#### RAW RECORDS:
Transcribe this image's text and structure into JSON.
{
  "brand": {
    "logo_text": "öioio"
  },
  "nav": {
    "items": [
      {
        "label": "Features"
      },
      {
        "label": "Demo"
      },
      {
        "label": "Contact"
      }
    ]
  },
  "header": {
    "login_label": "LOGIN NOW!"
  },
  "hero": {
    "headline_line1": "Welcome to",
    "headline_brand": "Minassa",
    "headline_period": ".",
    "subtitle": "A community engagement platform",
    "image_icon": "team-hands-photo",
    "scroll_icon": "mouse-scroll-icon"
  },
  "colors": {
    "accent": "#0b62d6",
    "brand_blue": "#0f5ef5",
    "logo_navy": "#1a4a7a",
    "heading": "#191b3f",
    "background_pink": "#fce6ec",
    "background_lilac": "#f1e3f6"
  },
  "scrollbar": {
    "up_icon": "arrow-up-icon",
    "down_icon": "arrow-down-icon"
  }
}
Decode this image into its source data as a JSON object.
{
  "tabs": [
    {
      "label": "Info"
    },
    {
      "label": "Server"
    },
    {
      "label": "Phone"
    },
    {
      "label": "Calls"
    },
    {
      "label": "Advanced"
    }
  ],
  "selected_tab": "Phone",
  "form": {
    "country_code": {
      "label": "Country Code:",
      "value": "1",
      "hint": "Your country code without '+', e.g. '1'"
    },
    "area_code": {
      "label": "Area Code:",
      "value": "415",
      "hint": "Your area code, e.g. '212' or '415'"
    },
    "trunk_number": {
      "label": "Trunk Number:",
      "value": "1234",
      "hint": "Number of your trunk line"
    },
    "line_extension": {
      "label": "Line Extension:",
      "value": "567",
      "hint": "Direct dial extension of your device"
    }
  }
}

#### YOUR GOAL:
Take the data above and return it exactly.

#### THE OUTPUT:
Transcribe this image's text and structure into JSON.
{
  "brand": {
    "logo_text": "öioio"
  },
  "nav": {
    "items": [
      {
        "label": "Features"
      },
      {
        "label": "Demo"
      },
      {
        "label": "Contact"
      }
    ]
  },
  "header": {
    "login_label": "LOGIN NOW!"
  },
  "hero": {
    "headline_line1": "Welcome to",
    "headline_brand": "Minassa",
    "headline_period": ".",
    "subtitle": "A community engagement platform",
    "image_icon": "team-hands-photo",
    "scroll_icon": "mouse-scroll-icon"
  },
  "colors": {
    "accent": "#0b62d6",
    "brand_blue": "#0f5ef5",
    "logo_navy": "#1a4a7a",
    "heading": "#191b3f",
    "background_pink": "#fce6ec",
    "background_lilac": "#f1e3f6"
  },
  "scrollbar": {
    "up_icon": "arrow-up-icon",
    "down_icon": "arrow-down-icon"
  }
}
Decode this image into its source data as a JSON object.
{
  "tabs": [
    {
      "label": "Info"
    },
    {
      "label": "Server"
    },
    {
      "label": "Phone"
    },
    {
      "label": "Calls"
    },
    {
      "label": "Advanced"
    }
  ],
  "selected_tab": "Phone",
  "form": {
    "country_code": {
      "label": "Country Code:",
      "value": "1",
      "hint": "Your country code without '+', e.g. '1'"
    },
    "area_code": {
      "label": "Area Code:",
      "value": "415",
      "hint": "Your area code, e.g. '212' or '415'"
    },
    "trunk_number": {
      "label": "Trunk Number:",
      "value": "1234",
      "hint": "Number of your trunk line"
    },
    "line_extension": {
      "label": "Line Extension:",
      "value": "567",
      "hint": "Direct dial extension of your device"
    }
  }
}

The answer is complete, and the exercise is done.